- _RAW DATA_:
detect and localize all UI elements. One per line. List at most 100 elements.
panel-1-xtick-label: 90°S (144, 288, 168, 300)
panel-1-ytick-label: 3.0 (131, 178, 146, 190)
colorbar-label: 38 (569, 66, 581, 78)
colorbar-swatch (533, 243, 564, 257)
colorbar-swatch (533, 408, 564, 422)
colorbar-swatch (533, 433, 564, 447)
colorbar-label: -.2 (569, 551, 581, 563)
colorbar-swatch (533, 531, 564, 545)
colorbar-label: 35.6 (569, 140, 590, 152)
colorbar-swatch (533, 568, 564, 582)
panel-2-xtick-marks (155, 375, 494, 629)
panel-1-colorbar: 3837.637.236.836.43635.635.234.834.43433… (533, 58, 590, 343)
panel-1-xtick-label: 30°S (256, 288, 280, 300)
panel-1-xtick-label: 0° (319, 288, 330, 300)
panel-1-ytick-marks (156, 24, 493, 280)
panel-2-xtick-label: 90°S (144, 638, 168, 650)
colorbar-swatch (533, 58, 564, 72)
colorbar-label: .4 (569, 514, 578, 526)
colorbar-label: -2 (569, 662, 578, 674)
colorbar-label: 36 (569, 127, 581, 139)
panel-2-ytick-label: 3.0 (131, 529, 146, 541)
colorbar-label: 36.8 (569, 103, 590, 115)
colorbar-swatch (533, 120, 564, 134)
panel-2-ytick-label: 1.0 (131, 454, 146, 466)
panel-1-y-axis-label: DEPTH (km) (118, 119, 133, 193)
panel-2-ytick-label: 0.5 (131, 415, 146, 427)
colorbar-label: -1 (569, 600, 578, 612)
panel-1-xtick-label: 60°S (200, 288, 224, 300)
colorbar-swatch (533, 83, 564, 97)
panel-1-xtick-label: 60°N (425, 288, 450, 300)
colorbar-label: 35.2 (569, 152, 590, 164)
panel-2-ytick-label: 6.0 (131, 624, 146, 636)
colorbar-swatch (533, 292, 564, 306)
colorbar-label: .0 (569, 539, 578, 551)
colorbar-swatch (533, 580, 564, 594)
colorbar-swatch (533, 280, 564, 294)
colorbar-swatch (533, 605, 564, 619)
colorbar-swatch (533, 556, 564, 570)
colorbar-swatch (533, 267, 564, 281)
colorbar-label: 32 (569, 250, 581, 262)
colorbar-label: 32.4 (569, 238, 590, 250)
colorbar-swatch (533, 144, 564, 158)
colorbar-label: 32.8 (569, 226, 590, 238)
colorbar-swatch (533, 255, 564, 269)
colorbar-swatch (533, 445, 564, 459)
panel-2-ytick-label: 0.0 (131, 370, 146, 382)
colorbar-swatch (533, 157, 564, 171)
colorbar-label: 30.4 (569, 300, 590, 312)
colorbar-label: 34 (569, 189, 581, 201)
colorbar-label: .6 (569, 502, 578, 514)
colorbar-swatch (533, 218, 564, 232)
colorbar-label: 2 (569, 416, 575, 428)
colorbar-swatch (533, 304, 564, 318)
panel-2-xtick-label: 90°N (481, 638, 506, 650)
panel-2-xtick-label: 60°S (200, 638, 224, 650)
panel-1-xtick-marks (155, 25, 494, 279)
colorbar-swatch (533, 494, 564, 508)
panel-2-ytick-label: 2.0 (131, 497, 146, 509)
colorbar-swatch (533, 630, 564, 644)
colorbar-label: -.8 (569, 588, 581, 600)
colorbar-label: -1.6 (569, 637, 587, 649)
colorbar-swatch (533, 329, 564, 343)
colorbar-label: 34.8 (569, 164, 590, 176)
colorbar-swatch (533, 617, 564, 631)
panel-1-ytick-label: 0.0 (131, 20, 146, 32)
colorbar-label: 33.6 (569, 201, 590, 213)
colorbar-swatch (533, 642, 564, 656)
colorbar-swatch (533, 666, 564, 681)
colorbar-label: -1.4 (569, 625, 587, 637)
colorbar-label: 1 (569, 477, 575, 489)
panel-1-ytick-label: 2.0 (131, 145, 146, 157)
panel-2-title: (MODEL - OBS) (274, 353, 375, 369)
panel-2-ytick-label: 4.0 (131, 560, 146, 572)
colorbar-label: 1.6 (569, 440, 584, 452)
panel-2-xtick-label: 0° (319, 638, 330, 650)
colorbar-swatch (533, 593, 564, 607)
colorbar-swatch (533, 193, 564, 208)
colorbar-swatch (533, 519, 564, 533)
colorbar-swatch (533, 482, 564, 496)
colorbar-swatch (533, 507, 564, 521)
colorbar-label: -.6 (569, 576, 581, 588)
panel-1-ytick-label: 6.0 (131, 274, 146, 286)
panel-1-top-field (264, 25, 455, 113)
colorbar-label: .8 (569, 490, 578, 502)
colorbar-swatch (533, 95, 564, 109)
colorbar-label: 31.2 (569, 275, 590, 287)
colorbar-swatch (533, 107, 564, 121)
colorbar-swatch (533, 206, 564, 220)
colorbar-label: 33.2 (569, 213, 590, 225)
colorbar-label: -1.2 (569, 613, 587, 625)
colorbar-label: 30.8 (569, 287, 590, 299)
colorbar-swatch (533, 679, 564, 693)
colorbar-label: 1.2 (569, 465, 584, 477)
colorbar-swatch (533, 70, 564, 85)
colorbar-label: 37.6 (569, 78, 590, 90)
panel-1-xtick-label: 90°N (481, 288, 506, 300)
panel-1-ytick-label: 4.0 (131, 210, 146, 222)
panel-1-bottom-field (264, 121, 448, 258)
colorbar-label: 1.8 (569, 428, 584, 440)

- _EXERCISE PROMPT_: Rewrite the records above, changing every "colorbar-swatch" to "color-swatch" and leaving everything else untouched.

- _IN RESPONSE_:
detect and localize all UI elements. One per line. List at most 100 elements.
panel-1-xtick-label: 90°S (144, 288, 168, 300)
panel-1-ytick-label: 3.0 (131, 178, 146, 190)
colorbar-label: 38 (569, 66, 581, 78)
color-swatch (533, 243, 564, 257)
color-swatch (533, 408, 564, 422)
color-swatch (533, 433, 564, 447)
colorbar-label: -.2 (569, 551, 581, 563)
color-swatch (533, 531, 564, 545)
colorbar-label: 35.6 (569, 140, 590, 152)
color-swatch (533, 568, 564, 582)
panel-2-xtick-marks (155, 375, 494, 629)
panel-1-colorbar: 3837.637.236.836.43635.635.234.834.43433… (533, 58, 590, 343)
panel-1-xtick-label: 30°S (256, 288, 280, 300)
panel-1-xtick-label: 0° (319, 288, 330, 300)
panel-1-ytick-marks (156, 24, 493, 280)
panel-2-xtick-label: 90°S (144, 638, 168, 650)
color-swatch (533, 58, 564, 72)
colorbar-label: .4 (569, 514, 578, 526)
colorbar-label: -2 (569, 662, 578, 674)
colorbar-label: 36 (569, 127, 581, 139)
panel-2-ytick-label: 3.0 (131, 529, 146, 541)
colorbar-label: 36.8 (569, 103, 590, 115)
color-swatch (533, 120, 564, 134)
panel-2-ytick-label: 1.0 (131, 454, 146, 466)
panel-1-y-axis-label: DEPTH (km) (118, 119, 133, 193)
panel-2-ytick-label: 0.5 (131, 415, 146, 427)
colorbar-label: -1 (569, 600, 578, 612)
panel-1-xtick-label: 60°S (200, 288, 224, 300)
color-swatch (533, 83, 564, 97)
panel-1-xtick-label: 60°N (425, 288, 450, 300)
colorbar-label: 35.2 (569, 152, 590, 164)
panel-2-ytick-label: 6.0 (131, 624, 146, 636)
color-swatch (533, 292, 564, 306)
colorbar-label: .0 (569, 539, 578, 551)
color-swatch (533, 580, 564, 594)
color-swatch (533, 280, 564, 294)
color-swatch (533, 605, 564, 619)
color-swatch (533, 556, 564, 570)
color-swatch (533, 267, 564, 281)
colorbar-label: 32 (569, 250, 581, 262)
colorbar-label: 32.4 (569, 238, 590, 250)
color-swatch (533, 144, 564, 158)
colorbar-label: 32.8 (569, 226, 590, 238)
color-swatch (533, 255, 564, 269)
color-swatch (533, 445, 564, 459)
panel-2-ytick-label: 0.0 (131, 370, 146, 382)
color-swatch (533, 157, 564, 171)
colorbar-label: 30.4 (569, 300, 590, 312)
colorbar-label: 34 (569, 189, 581, 201)
colorbar-label: .6 (569, 502, 578, 514)
color-swatch (533, 218, 564, 232)
colorbar-label: 2 (569, 416, 575, 428)
color-swatch (533, 304, 564, 318)
panel-2-xtick-label: 90°N (481, 638, 506, 650)
panel-2-xtick-label: 60°S (200, 638, 224, 650)
panel-1-xtick-marks (155, 25, 494, 279)
color-swatch (533, 494, 564, 508)
panel-2-ytick-label: 2.0 (131, 497, 146, 509)
color-swatch (533, 630, 564, 644)
colorbar-label: -.8 (569, 588, 581, 600)
colorbar-label: -1.6 (569, 637, 587, 649)
color-swatch (533, 329, 564, 343)
colorbar-label: 34.8 (569, 164, 590, 176)
color-swatch (533, 617, 564, 631)
panel-1-ytick-label: 0.0 (131, 20, 146, 32)
colorbar-label: 33.6 (569, 201, 590, 213)
color-swatch (533, 642, 564, 656)
color-swatch (533, 666, 564, 681)
colorbar-label: -1.4 (569, 625, 587, 637)
colorbar-label: 1 (569, 477, 575, 489)
panel-1-ytick-label: 2.0 (131, 145, 146, 157)
panel-2-title: (MODEL - OBS) (274, 353, 375, 369)
panel-2-ytick-label: 4.0 (131, 560, 146, 572)
colorbar-label: 1.6 (569, 440, 584, 452)
panel-2-xtick-label: 0° (319, 638, 330, 650)
color-swatch (533, 593, 564, 607)
color-swatch (533, 193, 564, 208)
color-swatch (533, 519, 564, 533)
color-swatch (533, 482, 564, 496)
color-swatch (533, 507, 564, 521)
colorbar-label: -.6 (569, 576, 581, 588)
panel-1-ytick-label: 6.0 (131, 274, 146, 286)
panel-1-top-field (264, 25, 455, 113)
colorbar-label: .8 (569, 490, 578, 502)
color-swatch (533, 95, 564, 109)
colorbar-label: 31.2 (569, 275, 590, 287)
color-swatch (533, 107, 564, 121)
color-swatch (533, 206, 564, 220)
colorbar-label: 33.2 (569, 213, 590, 225)
colorbar-label: -1.2 (569, 613, 587, 625)
colorbar-label: 30.8 (569, 287, 590, 299)
color-swatch (533, 679, 564, 693)
colorbar-label: 1.2 (569, 465, 584, 477)
color-swatch (533, 70, 564, 85)
colorbar-label: 37.6 (569, 78, 590, 90)
panel-1-xtick-label: 90°N (481, 288, 506, 300)
panel-1-ytick-label: 4.0 (131, 210, 146, 222)
panel-1-bottom-field (264, 121, 448, 258)
colorbar-label: 1.8 (569, 428, 584, 440)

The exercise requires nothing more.